# Source excerpt
::::

GitOps is a set of practices built around using Git as your system’s source of truth.
Storing the system’s desired state in version control is crucial for implementing GitOps.
GitOps and Kubernetes generally go together. Your system consists of Kubernetes-based infrastructure and the applications running on top of it.
Defining your apps and k8s infrastructure is done declaratively using k8s manifest files.
You can synchronize the configuration stored in Git with the active cluster configuration using controllers .
Benefits of GitOps
Traceability - Knowing “who” did what.
Transparency - Knowing “what” is there.
Knowledge Sharing via Git - Allows individuals to easily understand your system using code rather than digging into the system itself. (Consider using kubectl
commands instead of reading manifest files from one location.)
Deployments are straightforward - Commit to a branch on Git.
Tooling has matured to:
Performing state management for your cluster + resources.
Performing the deployment of resources to the cluster & cloud infrastructure.
GitOps Flow
Operator (Human/Bot) creates a branch.
Operator (Human/Bot) creates a Pull Request.
PR merged and approved.

::::

# Extracted entries

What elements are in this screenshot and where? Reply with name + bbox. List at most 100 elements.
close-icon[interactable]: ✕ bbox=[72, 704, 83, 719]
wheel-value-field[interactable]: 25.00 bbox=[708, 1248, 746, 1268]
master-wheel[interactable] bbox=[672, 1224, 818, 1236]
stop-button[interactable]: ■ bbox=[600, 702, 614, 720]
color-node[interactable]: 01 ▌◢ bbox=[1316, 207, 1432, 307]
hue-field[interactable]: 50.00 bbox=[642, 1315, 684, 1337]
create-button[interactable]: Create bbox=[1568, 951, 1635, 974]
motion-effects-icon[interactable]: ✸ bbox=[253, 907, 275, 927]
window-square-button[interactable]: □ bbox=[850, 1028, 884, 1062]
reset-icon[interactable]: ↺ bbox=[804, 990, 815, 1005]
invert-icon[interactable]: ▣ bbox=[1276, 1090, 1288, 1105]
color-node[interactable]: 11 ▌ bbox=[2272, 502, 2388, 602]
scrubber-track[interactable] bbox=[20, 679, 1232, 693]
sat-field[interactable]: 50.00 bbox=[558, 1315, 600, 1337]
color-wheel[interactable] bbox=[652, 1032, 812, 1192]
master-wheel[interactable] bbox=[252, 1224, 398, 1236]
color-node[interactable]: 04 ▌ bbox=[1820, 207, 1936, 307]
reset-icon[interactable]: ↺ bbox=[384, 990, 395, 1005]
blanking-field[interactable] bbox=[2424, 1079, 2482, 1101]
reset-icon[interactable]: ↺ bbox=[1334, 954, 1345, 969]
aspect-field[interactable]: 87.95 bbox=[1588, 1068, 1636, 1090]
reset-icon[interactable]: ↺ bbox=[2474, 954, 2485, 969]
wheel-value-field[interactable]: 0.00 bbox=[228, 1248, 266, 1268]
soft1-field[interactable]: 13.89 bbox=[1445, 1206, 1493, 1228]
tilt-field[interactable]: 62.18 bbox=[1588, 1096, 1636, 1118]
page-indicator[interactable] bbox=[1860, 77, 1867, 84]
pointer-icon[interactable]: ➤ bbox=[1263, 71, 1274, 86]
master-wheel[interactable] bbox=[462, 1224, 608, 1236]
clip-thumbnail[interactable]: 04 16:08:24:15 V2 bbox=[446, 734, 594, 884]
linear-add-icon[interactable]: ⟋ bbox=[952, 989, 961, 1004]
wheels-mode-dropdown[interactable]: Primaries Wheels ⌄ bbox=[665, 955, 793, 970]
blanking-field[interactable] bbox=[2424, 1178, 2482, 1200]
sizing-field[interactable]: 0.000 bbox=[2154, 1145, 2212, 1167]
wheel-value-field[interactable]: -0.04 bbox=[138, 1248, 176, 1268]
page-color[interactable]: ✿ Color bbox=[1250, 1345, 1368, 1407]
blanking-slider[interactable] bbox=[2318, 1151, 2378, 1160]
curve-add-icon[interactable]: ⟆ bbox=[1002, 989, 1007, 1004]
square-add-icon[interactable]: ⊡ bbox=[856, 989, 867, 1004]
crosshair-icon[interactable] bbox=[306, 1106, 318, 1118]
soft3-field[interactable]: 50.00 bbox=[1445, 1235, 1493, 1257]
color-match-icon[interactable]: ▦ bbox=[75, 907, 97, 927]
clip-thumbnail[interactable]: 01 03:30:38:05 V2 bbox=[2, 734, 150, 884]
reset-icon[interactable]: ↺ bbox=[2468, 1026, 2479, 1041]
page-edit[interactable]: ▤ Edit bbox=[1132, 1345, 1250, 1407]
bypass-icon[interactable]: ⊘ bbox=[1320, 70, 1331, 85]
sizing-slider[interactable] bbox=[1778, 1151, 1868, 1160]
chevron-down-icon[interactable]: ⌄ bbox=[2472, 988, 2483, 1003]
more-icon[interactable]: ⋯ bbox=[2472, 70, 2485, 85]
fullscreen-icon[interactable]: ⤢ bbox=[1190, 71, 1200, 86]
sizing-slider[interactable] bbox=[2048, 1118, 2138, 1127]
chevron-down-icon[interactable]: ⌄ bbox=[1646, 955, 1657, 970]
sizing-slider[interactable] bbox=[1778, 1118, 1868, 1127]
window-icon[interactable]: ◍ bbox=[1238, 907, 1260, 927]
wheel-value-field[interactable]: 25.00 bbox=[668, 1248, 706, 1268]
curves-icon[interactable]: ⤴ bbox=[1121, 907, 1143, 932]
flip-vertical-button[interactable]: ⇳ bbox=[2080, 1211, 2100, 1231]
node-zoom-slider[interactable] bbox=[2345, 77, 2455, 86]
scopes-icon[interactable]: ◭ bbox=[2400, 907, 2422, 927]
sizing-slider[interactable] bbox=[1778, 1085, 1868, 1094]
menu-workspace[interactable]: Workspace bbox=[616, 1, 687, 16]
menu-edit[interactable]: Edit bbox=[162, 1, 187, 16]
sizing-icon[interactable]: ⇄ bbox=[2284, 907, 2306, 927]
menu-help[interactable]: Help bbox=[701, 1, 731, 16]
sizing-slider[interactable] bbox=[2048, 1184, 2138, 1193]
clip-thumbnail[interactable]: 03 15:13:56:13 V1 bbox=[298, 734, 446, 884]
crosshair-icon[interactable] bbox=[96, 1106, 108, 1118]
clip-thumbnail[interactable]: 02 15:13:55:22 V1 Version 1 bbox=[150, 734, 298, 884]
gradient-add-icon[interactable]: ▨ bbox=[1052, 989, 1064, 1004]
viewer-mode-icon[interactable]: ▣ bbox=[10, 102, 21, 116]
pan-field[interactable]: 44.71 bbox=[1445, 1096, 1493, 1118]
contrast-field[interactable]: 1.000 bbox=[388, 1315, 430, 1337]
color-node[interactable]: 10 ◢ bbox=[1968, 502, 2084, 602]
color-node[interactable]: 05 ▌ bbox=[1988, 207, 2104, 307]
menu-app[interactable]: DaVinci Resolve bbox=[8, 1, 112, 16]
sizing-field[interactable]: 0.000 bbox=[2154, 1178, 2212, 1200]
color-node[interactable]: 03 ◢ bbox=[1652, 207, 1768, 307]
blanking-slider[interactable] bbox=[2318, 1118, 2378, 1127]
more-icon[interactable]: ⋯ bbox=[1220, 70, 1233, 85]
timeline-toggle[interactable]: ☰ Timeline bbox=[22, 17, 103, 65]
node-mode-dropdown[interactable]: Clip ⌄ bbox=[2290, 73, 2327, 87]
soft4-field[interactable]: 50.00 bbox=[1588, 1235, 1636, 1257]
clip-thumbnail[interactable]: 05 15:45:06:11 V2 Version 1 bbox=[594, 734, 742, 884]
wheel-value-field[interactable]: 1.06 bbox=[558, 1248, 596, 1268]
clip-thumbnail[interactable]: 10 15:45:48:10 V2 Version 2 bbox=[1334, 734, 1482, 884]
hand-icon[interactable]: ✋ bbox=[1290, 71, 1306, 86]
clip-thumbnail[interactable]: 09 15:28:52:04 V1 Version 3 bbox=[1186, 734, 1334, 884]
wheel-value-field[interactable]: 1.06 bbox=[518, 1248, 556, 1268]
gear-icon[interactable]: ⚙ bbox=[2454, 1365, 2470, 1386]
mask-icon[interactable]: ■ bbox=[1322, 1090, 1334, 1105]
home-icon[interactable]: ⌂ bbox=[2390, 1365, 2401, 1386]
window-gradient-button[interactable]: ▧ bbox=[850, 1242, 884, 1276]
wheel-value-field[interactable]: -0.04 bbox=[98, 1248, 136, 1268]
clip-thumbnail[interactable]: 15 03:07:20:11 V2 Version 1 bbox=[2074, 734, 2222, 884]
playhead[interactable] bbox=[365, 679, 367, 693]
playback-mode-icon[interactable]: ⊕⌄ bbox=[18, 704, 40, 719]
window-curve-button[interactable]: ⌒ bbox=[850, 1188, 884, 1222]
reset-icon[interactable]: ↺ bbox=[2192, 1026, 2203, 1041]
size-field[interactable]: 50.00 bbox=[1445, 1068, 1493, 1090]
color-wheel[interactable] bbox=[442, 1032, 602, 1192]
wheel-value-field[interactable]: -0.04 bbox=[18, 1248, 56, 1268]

::::

# Stated problem
Please translate this sentence from the GitOps excerpt into Spanish: "Storing the system’s desired state in version control is crucial for implementing GitOps."

# Answer to the task
Almacenar el estado deseado del sistema en el control de versiones es fundamental para implementar GitOps.